Work instructions: Copy each line of the records that contains the word "Cash".

Dataset items:
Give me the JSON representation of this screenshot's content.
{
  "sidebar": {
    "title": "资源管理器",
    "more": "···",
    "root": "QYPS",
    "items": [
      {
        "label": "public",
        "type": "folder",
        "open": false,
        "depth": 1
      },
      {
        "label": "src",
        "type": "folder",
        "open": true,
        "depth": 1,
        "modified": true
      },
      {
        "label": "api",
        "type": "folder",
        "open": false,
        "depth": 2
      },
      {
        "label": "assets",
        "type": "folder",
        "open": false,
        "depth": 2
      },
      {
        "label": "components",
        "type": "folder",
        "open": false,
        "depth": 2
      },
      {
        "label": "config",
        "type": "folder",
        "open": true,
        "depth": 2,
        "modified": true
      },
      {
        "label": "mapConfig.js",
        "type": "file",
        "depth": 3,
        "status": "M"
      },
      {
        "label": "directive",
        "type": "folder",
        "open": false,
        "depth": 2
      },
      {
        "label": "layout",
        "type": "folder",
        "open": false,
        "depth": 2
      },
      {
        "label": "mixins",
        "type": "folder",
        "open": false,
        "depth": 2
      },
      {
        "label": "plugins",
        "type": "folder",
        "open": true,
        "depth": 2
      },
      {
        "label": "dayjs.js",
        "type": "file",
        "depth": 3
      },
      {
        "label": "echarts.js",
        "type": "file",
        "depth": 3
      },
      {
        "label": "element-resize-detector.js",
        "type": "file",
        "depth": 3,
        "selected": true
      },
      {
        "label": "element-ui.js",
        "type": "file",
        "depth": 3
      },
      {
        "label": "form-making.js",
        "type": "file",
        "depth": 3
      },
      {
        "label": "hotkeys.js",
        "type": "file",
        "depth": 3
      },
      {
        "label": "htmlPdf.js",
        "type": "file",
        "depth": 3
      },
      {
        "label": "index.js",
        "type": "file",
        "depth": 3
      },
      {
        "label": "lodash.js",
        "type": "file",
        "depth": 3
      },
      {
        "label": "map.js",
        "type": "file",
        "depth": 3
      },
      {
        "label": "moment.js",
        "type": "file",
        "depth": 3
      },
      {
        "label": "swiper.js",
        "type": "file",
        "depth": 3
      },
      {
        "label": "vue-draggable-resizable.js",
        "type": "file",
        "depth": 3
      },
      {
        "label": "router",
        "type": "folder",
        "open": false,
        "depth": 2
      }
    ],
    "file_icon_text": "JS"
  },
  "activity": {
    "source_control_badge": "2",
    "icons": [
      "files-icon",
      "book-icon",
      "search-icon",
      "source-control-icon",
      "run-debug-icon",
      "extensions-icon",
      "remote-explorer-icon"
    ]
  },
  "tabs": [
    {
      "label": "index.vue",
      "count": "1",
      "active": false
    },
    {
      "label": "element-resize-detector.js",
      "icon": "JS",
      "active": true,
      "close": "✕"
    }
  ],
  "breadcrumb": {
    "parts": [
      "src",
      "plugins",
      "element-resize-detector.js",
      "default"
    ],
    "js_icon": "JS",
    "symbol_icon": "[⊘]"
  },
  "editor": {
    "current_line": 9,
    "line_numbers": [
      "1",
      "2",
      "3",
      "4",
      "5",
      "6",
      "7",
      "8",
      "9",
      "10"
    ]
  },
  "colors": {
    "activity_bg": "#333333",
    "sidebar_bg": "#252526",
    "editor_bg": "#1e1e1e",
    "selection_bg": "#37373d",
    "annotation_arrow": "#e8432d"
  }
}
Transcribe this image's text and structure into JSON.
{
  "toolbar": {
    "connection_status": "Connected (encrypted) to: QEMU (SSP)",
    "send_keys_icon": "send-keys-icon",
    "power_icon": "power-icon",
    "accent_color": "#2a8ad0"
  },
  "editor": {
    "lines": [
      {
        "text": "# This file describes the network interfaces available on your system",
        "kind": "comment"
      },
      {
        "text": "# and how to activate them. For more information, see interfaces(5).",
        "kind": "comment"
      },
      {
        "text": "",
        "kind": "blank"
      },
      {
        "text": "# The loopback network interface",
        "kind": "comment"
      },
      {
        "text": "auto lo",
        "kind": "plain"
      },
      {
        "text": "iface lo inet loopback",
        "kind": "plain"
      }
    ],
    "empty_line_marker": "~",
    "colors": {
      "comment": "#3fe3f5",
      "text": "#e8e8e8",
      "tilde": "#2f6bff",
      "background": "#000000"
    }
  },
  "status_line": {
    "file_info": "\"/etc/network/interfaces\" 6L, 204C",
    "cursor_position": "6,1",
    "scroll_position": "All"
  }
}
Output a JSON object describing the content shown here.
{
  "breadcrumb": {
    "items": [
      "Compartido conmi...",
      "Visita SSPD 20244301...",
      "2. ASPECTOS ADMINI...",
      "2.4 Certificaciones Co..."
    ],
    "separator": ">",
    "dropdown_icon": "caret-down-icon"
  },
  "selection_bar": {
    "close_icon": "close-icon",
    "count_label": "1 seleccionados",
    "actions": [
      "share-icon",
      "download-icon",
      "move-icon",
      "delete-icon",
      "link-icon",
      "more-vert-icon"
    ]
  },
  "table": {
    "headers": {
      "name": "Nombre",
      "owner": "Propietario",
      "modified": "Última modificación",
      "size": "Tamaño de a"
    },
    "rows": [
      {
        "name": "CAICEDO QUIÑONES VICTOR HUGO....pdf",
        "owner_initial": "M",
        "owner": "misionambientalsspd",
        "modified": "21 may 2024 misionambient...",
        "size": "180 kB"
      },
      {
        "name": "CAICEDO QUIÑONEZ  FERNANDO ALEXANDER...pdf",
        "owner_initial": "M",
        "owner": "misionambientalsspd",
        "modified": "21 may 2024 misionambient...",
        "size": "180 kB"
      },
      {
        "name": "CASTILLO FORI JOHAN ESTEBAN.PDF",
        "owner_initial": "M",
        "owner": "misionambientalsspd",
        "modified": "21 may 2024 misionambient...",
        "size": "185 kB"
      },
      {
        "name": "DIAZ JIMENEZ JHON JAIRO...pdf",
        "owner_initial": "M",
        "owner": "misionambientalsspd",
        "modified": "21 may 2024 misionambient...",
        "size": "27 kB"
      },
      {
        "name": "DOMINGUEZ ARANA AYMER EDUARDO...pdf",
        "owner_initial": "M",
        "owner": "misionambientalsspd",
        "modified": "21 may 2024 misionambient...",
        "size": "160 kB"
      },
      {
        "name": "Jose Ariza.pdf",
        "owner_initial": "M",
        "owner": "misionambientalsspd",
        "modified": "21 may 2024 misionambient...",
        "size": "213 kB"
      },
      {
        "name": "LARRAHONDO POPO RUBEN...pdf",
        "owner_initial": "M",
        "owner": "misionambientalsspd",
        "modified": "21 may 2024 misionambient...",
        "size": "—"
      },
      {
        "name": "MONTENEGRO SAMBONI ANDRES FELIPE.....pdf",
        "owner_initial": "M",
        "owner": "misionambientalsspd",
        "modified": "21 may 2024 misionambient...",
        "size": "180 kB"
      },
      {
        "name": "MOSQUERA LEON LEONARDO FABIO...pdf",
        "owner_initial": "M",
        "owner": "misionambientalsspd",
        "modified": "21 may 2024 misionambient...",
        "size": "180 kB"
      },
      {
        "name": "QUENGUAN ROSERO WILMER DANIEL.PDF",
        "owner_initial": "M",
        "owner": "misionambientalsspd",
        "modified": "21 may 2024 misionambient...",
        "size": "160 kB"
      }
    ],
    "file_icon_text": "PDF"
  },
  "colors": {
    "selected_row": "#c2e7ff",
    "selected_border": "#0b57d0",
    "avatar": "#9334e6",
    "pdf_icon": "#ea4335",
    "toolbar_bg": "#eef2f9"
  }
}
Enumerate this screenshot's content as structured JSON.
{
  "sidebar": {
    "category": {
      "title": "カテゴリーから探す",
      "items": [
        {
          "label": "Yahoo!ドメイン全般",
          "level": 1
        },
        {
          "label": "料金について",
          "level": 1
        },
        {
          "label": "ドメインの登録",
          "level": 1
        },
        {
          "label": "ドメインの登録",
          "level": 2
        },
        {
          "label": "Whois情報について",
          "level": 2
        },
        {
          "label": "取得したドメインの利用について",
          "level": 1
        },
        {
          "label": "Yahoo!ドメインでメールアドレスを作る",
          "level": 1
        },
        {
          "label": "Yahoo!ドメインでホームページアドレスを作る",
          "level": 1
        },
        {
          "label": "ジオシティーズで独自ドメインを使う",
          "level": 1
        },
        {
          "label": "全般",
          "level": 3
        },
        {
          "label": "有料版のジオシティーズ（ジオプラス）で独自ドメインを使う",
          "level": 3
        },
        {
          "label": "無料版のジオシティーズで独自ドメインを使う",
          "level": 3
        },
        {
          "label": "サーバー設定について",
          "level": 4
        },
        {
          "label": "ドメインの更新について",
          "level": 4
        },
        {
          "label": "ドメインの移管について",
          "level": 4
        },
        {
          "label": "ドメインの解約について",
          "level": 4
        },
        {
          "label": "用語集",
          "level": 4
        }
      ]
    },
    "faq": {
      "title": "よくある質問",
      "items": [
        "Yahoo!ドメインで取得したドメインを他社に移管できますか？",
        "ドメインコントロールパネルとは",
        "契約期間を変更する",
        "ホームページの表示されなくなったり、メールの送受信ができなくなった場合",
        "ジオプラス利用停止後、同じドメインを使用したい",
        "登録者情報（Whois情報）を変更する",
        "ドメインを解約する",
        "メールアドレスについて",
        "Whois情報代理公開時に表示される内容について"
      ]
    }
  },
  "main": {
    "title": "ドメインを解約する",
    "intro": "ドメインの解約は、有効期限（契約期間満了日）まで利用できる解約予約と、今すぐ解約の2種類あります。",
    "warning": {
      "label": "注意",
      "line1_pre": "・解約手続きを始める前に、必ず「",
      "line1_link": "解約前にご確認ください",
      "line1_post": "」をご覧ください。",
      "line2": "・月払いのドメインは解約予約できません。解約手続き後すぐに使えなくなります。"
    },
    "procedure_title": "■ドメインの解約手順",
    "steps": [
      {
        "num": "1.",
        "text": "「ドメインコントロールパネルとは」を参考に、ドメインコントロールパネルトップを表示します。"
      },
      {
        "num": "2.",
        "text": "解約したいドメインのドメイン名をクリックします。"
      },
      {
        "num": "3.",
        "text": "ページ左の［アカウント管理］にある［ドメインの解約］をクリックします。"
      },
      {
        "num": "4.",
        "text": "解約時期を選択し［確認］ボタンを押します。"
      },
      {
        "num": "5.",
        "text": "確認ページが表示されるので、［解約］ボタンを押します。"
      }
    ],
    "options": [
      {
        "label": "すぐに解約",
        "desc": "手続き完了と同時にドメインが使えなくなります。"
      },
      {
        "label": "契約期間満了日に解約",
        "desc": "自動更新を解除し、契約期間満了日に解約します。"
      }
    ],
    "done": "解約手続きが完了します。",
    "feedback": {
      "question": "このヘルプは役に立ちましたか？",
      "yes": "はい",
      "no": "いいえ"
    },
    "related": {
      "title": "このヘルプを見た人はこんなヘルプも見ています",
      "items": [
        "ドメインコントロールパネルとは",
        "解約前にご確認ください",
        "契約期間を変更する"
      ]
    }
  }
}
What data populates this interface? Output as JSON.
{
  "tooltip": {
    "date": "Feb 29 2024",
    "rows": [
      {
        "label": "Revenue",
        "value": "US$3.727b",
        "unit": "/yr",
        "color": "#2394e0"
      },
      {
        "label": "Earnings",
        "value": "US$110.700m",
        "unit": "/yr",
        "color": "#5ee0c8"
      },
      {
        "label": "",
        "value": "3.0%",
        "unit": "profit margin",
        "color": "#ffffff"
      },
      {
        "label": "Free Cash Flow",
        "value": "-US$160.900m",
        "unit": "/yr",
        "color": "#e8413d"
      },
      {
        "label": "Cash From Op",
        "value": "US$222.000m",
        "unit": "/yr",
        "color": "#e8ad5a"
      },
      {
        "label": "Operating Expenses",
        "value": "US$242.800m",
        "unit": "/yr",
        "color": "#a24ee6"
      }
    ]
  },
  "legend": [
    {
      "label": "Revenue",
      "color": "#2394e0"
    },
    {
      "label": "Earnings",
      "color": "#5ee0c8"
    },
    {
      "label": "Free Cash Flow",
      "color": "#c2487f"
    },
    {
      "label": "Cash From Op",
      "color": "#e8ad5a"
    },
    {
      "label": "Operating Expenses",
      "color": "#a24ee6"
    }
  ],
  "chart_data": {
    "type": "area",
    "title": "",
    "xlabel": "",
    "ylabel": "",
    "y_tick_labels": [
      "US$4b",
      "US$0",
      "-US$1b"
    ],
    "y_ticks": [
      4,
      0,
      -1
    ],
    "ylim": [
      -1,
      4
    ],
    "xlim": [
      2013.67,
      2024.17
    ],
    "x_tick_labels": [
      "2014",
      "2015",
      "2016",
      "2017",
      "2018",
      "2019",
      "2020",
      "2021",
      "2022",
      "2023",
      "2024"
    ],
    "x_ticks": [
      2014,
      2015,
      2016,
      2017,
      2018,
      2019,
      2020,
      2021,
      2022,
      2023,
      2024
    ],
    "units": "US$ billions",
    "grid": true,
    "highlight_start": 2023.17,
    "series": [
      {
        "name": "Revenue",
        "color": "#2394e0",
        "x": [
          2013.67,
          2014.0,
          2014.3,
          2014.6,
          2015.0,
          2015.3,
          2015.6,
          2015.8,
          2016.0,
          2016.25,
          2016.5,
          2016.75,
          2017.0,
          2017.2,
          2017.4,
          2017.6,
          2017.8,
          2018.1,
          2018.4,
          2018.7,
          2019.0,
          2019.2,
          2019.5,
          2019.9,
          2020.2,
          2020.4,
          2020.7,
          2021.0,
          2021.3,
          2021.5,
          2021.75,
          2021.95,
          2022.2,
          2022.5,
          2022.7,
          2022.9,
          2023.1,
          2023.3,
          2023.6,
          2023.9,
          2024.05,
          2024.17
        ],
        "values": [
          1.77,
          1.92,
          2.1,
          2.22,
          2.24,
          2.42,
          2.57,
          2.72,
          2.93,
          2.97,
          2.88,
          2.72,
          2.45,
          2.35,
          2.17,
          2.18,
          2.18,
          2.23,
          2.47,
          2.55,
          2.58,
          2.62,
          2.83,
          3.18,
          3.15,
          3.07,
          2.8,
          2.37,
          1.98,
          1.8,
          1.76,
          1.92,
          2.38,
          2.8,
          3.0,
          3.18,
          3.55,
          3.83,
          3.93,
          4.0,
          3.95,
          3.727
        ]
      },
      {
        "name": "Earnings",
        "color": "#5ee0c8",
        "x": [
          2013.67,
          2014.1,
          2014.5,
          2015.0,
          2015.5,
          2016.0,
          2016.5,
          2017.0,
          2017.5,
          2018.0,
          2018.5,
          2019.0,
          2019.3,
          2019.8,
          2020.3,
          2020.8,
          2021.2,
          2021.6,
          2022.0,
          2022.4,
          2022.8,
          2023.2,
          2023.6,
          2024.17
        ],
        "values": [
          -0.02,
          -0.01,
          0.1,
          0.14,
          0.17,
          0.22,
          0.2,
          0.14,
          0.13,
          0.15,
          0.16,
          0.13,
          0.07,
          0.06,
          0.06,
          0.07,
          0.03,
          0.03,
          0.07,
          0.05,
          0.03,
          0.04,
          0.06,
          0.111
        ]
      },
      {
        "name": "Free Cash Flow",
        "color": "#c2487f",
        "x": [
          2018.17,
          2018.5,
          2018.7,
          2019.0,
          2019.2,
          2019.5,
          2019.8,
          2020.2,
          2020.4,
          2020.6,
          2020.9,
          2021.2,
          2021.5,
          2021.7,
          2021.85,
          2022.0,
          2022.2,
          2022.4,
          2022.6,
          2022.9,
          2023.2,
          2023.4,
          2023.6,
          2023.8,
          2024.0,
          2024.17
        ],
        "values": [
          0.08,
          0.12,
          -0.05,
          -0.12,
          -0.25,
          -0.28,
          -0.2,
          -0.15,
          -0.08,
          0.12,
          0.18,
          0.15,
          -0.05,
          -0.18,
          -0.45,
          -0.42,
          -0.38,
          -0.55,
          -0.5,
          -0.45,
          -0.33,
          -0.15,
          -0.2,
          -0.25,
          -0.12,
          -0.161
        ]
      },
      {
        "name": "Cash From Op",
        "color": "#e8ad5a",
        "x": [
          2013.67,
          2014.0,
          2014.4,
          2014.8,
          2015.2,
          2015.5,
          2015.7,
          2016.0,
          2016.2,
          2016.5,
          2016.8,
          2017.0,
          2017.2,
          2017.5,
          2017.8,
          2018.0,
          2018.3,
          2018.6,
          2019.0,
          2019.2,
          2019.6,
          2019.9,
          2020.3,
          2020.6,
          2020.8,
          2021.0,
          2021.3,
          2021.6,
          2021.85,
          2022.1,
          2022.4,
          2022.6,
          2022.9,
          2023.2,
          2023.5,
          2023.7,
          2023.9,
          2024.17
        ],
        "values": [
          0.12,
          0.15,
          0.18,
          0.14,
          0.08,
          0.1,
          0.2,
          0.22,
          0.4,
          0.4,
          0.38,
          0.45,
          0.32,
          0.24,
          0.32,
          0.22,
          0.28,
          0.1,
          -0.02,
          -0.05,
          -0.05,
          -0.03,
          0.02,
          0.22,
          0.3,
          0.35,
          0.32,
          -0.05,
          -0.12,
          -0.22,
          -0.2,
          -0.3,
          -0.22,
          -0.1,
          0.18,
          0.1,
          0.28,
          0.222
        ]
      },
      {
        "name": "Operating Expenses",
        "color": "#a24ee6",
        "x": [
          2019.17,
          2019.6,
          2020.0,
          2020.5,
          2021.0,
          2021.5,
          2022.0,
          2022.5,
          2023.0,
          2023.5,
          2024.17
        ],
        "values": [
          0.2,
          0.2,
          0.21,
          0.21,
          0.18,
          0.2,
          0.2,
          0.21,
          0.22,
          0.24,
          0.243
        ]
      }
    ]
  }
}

Final result:
        "label": "Free Cash Flow",
        "label": "Cash From Op",
      "label": "Free Cash Flow",
      "label": "Cash From Op",
        "name": "Free Cash Flow",
        "name": "Cash From Op",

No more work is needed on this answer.